━━━━━ DATA TO USE
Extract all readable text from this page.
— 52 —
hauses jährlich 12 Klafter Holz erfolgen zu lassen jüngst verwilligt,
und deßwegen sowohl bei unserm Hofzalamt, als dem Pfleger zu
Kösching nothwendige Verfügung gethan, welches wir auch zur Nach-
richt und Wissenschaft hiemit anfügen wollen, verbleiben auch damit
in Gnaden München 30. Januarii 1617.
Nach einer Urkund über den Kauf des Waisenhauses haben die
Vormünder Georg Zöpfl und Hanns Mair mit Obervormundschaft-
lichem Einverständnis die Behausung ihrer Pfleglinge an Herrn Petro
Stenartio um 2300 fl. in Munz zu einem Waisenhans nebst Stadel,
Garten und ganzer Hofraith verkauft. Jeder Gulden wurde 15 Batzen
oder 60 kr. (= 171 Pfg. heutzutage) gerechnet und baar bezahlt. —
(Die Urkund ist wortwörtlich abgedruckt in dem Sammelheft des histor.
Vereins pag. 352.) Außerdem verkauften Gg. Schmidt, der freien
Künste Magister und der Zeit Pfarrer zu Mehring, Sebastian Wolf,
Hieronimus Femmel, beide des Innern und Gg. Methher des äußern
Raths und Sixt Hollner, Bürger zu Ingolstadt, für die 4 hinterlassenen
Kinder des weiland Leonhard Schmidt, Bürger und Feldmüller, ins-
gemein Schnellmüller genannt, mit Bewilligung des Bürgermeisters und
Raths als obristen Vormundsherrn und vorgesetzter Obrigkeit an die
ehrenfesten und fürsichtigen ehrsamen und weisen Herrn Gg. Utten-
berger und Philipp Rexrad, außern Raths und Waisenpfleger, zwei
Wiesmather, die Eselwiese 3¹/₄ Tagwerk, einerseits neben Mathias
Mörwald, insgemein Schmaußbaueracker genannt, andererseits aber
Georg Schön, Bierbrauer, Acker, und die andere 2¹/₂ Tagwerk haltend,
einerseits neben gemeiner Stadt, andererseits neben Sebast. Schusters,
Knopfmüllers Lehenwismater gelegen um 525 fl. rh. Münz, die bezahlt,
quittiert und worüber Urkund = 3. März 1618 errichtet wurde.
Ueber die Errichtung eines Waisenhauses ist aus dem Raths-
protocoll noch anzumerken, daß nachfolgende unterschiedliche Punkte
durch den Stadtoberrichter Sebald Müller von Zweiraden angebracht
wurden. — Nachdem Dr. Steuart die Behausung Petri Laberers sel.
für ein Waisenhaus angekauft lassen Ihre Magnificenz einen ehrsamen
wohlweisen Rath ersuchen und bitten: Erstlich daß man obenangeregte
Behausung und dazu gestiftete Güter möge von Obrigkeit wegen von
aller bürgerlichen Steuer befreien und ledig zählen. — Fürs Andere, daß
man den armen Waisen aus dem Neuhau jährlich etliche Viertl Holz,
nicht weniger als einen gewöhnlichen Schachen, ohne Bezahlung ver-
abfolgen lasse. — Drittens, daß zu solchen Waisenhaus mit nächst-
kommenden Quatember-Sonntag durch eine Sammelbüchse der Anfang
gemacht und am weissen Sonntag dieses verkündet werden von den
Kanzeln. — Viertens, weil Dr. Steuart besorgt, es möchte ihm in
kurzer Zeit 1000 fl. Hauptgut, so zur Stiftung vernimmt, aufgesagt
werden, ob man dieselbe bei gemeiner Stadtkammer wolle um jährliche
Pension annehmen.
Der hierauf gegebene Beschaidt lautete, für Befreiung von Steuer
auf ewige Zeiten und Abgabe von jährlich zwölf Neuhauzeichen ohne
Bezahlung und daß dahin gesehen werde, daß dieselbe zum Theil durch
━━━━━━━━━━
GIVEN EXERCISE :: Copy each record from above exactly, and include every line.

ANSWER TO THIS PROBLEM ::
Extract all readable text from this page.
— 52 —
hauses jährlich 12 Klafter Holz erfolgen zu lassen jüngst verwilligt,
und deßwegen sowohl bei unserm Hofzalamt, als dem Pfleger zu
Kösching nothwendige Verfügung gethan, welches wir auch zur Nach-
richt und Wissenschaft hiemit anfügen wollen, verbleiben auch damit
in Gnaden München 30. Januarii 1617.
Nach einer Urkund über den Kauf des Waisenhauses haben die
Vormünder Georg Zöpfl und Hanns Mair mit Obervormundschaft-
lichem Einverständnis die Behausung ihrer Pfleglinge an Herrn Petro
Stenartio um 2300 fl. in Munz zu einem Waisenhans nebst Stadel,
Garten und ganzer Hofraith verkauft. Jeder Gulden wurde 15 Batzen
oder 60 kr. (= 171 Pfg. heutzutage) gerechnet und baar bezahlt. —
(Die Urkund ist wortwörtlich abgedruckt in dem Sammelheft des histor.
Vereins pag. 352.) Außerdem verkauften Gg. Schmidt, der freien
Künste Magister und der Zeit Pfarrer zu Mehring, Sebastian Wolf,
Hieronimus Femmel, beide des Innern und Gg. Methher des äußern
Raths und Sixt Hollner, Bürger zu Ingolstadt, für die 4 hinterlassenen
Kinder des weiland Leonhard Schmidt, Bürger und Feldmüller, ins-
gemein Schnellmüller genannt, mit Bewilligung des Bürgermeisters und
Raths als obristen Vormundsherrn und vorgesetzter Obrigkeit an die
ehrenfesten und fürsichtigen ehrsamen und weisen Herrn Gg. Utten-
berger und Philipp Rexrad, außern Raths und Waisenpfleger, zwei
Wiesmather, die Eselwiese 3¹/₄ Tagwerk, einerseits neben Mathias
Mörwald, insgemein Schmaußbaueracker genannt, andererseits aber
Georg Schön, Bierbrauer, Acker, und die andere 2¹/₂ Tagwerk haltend,
einerseits neben gemeiner Stadt, andererseits neben Sebast. Schusters,
Knopfmüllers Lehenwismater gelegen um 525 fl. rh. Münz, die bezahlt,
quittiert und worüber Urkund = 3. März 1618 errichtet wurde.
Ueber die Errichtung eines Waisenhauses ist aus dem Raths-
protocoll noch anzumerken, daß nachfolgende unterschiedliche Punkte
durch den Stadtoberrichter Sebald Müller von Zweiraden angebracht
wurden. — Nachdem Dr. Steuart die Behausung Petri Laberers sel.
für ein Waisenhaus angekauft lassen Ihre Magnificenz einen ehrsamen
wohlweisen Rath ersuchen und bitten: Erstlich daß man obenangeregte
Behausung und dazu gestiftete Güter möge von Obrigkeit wegen von
aller bürgerlichen Steuer befreien und ledig zählen. — Fürs Andere, daß
man den armen Waisen aus dem Neuhau jährlich etliche Viertl Holz,
nicht weniger als einen gewöhnlichen Schachen, ohne Bezahlung ver-
abfolgen lasse. — Drittens, daß zu solchen Waisenhaus mit nächst-
kommenden Quatember-Sonntag durch eine Sammelbüchse der Anfang
gemacht und am weissen Sonntag dieses verkündet werden von den
Kanzeln. — Viertens, weil Dr. Steuart besorgt, es möchte ihm in
kurzer Zeit 1000 fl. Hauptgut, so zur Stiftung vernimmt, aufgesagt
werden, ob man dieselbe bei gemeiner Stadtkammer wolle um jährliche
Pension annehmen.
Der hierauf gegebene Beschaidt lautete, für Befreiung von Steuer
auf ewige Zeiten und Abgabe von jährlich zwölf Neuhauzeichen ohne
Bezahlung und daß dahin gesehen werde, daß dieselbe zum Theil durch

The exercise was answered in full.